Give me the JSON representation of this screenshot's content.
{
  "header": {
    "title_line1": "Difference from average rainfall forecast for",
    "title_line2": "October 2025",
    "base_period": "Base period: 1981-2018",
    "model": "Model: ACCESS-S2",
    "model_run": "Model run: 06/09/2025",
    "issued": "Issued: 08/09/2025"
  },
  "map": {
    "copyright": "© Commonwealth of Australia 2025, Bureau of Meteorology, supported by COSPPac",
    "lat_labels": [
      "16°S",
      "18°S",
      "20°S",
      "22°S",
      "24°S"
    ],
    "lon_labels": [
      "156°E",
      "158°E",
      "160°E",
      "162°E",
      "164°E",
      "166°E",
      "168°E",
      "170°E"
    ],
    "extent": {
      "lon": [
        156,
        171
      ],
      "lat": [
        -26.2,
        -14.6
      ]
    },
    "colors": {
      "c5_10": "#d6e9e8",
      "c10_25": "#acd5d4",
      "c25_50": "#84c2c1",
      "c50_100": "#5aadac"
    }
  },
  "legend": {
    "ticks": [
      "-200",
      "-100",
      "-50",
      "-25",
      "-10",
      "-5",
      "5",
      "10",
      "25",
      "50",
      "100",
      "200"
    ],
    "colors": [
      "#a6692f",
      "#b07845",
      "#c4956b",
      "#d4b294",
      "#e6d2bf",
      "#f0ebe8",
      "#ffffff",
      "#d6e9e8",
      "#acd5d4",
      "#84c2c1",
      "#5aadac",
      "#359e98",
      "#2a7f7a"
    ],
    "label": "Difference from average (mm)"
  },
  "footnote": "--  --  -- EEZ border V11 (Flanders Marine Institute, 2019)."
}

+++

## Requirements:
Write only the number of lines in the records that include the word "average".

## Answer below:
2